--- BEGIN ---

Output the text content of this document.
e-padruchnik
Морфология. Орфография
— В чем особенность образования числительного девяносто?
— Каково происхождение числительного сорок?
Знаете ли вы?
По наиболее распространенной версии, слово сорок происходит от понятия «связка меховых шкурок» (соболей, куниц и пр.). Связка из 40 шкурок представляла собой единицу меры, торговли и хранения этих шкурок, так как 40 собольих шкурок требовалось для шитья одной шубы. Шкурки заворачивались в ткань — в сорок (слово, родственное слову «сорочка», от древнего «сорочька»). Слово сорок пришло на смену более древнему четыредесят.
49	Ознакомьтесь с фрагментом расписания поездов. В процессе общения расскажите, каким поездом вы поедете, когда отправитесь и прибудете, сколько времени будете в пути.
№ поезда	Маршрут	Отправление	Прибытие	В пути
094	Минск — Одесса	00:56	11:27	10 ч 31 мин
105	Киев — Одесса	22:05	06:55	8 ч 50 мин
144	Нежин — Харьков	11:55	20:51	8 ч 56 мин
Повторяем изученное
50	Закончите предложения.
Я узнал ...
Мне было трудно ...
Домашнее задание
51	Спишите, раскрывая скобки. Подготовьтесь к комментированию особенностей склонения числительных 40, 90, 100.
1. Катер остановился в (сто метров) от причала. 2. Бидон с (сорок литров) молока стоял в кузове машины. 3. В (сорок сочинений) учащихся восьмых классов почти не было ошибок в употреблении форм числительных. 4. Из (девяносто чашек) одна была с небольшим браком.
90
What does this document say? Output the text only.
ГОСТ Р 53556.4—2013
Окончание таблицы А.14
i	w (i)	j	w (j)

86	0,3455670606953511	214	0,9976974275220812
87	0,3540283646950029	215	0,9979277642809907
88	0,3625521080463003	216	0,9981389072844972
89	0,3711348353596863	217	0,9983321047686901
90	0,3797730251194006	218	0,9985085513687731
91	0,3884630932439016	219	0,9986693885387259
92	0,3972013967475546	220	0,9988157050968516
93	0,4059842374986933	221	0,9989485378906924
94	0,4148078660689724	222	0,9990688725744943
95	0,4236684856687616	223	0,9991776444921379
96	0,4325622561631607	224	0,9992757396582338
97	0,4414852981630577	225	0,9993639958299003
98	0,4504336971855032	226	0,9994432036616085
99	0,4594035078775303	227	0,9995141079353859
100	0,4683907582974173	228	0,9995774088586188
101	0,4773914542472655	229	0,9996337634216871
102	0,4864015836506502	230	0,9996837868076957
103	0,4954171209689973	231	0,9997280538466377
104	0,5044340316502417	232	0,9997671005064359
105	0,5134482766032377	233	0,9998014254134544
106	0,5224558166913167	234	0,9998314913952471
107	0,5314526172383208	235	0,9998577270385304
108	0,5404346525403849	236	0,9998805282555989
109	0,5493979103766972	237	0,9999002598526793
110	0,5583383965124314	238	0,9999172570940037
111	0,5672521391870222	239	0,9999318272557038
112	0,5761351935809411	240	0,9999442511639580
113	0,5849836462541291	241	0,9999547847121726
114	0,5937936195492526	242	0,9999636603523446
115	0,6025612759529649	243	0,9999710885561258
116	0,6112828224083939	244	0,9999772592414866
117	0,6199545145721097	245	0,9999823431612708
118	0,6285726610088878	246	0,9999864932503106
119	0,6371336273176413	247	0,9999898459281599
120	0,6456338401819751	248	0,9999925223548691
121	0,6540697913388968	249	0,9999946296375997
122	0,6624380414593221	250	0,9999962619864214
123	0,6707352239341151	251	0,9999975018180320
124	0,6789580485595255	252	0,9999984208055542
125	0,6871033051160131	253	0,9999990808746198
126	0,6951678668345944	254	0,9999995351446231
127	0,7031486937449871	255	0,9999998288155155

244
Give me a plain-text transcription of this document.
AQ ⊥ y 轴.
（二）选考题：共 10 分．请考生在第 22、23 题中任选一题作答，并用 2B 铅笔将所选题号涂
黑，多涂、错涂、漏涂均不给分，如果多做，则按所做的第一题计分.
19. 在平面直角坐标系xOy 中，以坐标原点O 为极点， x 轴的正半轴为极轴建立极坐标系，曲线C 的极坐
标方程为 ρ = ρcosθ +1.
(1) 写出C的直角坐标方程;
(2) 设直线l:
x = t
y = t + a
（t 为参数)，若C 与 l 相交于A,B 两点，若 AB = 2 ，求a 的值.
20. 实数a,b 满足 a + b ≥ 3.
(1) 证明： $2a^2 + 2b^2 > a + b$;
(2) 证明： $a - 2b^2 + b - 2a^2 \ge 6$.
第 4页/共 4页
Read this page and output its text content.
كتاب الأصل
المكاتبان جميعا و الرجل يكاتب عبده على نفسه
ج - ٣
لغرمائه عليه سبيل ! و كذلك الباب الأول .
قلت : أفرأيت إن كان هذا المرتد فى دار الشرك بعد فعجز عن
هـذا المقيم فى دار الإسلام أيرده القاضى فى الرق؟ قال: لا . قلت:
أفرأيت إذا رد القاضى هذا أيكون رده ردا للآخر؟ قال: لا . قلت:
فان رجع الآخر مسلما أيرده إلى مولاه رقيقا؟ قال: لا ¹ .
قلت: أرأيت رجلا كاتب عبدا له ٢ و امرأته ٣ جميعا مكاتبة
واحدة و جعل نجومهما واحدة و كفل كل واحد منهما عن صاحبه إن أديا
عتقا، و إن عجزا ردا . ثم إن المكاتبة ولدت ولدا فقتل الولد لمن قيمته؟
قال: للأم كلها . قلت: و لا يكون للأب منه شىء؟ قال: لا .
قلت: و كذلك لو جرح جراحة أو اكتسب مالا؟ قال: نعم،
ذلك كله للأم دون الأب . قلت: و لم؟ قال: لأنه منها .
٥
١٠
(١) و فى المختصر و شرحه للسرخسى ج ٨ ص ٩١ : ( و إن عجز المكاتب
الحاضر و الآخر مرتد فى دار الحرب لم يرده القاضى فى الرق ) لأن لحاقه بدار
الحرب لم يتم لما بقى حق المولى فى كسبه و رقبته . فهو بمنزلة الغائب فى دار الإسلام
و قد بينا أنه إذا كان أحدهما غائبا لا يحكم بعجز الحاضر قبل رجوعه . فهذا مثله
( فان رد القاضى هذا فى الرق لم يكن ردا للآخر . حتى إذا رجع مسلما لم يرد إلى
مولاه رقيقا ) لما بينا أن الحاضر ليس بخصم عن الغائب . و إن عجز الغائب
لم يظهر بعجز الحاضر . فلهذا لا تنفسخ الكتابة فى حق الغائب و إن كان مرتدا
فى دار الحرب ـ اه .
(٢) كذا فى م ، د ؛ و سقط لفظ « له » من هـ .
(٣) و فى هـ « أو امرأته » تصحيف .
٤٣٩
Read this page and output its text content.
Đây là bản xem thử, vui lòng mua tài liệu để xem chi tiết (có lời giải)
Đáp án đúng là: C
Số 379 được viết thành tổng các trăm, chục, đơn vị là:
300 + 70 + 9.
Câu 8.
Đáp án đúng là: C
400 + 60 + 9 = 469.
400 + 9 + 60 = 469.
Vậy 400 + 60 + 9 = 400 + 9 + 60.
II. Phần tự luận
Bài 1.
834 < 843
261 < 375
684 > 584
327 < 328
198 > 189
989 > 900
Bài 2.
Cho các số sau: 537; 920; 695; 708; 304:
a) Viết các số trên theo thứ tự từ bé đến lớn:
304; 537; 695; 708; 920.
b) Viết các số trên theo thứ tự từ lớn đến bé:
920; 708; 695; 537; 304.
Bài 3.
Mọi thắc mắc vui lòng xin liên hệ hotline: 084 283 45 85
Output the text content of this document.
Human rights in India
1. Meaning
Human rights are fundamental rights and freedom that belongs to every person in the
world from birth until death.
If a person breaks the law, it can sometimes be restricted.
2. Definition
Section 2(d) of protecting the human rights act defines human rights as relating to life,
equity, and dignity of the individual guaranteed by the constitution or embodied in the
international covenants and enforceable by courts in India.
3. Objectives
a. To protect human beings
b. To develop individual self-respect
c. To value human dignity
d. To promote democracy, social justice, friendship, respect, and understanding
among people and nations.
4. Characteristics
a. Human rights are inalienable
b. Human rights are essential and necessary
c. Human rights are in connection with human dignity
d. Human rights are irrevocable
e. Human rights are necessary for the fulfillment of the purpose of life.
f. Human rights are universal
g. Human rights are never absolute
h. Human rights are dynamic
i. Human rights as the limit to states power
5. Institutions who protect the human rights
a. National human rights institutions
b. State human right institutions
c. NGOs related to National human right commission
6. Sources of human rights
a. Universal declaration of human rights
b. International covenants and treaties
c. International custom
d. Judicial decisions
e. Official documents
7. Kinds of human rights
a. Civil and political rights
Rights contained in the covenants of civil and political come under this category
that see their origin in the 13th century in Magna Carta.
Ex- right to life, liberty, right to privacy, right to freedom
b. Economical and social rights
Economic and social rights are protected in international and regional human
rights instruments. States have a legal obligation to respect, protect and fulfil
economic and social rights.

--- END ---

▶ **TASK TO CARRY OUT**
Pull every line containing "that" out of the data above.

▶ **TASK OUTPUT**
Human rights are fundamental rights and freedom that belongs to every person in the
that see their origin in the 13th century in Magna Carta.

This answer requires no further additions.